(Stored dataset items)
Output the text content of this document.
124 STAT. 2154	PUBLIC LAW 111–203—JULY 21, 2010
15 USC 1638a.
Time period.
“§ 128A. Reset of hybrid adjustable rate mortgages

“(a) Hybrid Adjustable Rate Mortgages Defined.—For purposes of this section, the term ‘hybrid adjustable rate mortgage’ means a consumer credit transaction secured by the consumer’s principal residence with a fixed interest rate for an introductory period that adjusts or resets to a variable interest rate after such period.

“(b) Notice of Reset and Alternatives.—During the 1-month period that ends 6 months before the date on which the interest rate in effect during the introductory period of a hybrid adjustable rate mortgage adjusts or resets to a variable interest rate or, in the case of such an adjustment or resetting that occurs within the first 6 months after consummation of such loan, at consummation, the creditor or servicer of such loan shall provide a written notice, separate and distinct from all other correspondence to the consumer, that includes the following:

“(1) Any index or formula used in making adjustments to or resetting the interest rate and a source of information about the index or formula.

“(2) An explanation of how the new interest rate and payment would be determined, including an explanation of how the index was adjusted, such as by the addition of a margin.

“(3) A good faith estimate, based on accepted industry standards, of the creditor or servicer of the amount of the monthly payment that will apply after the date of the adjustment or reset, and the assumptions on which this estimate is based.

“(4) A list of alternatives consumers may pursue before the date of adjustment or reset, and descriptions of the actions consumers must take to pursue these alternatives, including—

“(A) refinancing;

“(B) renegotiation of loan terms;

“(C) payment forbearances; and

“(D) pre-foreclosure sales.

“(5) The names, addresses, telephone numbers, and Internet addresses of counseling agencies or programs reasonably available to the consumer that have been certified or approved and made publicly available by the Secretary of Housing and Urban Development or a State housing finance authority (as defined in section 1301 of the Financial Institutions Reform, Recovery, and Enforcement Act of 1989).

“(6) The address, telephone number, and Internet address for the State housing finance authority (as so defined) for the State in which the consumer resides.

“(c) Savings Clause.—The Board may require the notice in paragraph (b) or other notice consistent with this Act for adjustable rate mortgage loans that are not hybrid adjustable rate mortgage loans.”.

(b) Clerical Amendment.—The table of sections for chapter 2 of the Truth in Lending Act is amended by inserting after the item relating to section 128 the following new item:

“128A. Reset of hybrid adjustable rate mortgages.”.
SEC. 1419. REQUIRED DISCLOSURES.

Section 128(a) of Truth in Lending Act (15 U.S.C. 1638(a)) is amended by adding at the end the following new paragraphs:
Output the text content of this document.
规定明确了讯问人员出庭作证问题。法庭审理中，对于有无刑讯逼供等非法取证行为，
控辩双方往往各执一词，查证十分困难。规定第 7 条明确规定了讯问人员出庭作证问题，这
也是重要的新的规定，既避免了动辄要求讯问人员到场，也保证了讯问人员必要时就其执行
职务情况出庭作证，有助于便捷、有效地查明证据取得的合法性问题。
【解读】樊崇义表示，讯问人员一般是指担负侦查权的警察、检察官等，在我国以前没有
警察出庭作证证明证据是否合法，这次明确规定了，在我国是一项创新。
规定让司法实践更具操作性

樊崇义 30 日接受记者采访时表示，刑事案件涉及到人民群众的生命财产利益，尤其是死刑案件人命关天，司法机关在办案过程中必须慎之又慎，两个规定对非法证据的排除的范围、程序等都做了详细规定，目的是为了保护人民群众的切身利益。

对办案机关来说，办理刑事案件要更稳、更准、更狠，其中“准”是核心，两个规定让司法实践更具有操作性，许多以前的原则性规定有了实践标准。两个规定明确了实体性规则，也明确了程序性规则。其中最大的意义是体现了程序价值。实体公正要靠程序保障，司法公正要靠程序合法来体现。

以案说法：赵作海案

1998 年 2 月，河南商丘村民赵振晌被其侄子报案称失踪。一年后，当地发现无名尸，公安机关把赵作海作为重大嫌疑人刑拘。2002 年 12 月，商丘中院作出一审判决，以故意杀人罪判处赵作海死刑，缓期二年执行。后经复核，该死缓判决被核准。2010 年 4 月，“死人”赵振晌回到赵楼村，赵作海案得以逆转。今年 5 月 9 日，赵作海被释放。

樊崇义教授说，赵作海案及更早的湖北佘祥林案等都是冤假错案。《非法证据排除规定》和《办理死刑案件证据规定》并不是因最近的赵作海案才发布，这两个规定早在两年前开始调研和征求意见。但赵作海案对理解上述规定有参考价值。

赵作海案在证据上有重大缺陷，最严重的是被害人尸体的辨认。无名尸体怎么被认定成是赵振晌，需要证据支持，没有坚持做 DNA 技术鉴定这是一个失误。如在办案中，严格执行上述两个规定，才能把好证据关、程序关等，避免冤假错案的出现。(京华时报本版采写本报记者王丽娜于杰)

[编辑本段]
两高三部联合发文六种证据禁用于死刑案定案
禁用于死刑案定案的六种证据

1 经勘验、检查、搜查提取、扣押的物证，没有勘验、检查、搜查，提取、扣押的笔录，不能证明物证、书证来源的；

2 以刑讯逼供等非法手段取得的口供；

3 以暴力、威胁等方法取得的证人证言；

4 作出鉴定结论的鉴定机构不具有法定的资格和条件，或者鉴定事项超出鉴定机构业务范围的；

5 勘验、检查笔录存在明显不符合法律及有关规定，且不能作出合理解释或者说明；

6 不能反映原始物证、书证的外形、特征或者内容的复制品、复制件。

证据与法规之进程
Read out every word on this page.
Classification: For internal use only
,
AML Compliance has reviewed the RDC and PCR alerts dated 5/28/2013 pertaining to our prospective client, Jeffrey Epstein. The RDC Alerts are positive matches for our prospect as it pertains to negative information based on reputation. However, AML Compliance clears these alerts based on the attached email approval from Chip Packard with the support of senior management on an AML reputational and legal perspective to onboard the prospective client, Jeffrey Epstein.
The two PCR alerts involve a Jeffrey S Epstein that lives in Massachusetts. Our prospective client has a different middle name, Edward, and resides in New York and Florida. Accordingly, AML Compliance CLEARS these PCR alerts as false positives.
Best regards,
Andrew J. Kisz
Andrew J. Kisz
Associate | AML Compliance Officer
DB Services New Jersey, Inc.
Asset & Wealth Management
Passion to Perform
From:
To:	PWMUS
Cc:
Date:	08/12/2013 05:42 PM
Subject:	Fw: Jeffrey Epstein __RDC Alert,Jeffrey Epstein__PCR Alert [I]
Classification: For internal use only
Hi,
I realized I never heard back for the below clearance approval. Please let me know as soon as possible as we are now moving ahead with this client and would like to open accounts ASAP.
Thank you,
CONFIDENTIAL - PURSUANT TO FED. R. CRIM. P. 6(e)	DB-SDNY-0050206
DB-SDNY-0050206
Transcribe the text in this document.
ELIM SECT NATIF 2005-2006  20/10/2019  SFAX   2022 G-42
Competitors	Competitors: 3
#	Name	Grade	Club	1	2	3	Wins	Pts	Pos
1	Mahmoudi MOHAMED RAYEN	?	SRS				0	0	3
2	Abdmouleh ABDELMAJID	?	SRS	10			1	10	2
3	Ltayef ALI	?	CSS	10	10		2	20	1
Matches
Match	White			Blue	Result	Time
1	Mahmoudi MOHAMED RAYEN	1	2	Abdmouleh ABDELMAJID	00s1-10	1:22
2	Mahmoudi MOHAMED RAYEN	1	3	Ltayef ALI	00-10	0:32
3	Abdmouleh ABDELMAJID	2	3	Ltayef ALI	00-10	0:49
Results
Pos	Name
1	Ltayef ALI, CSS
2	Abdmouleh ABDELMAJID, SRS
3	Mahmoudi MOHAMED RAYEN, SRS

__Task instructions__. Select all lines in the listing above where the word "after" appears, and show them.

__Exercise solution__.
“(a) Hybrid Adjustable Rate Mortgages Defined.—For purposes of this section, the term ‘hybrid adjustable rate mortgage’ means a consumer credit transaction secured by the consumer’s principal residence with a fixed interest rate for an introductory period that adjusts or resets to a variable interest rate after such period.
“(b) Notice of Reset and Alternatives.—During the 1-month period that ends 6 months before the date on which the interest rate in effect during the introductory period of a hybrid adjustable rate mortgage adjusts or resets to a variable interest rate or, in the case of such an adjustment or resetting that occurs within the first 6 months after consummation of such loan, at consummation, the creditor or servicer of such loan shall provide a written notice, separate and distinct from all other correspondence to the consumer, that includes the following:
“(3) A good faith estimate, based on accepted industry standards, of the creditor or servicer of the amount of the monthly payment that will apply after the date of the adjustment or reset, and the assumptions on which this estimate is based.
(b) Clerical Amendment.—The table of sections for chapter 2 of the Truth in Lending Act is amended by inserting after the item relating to section 128 the following new item:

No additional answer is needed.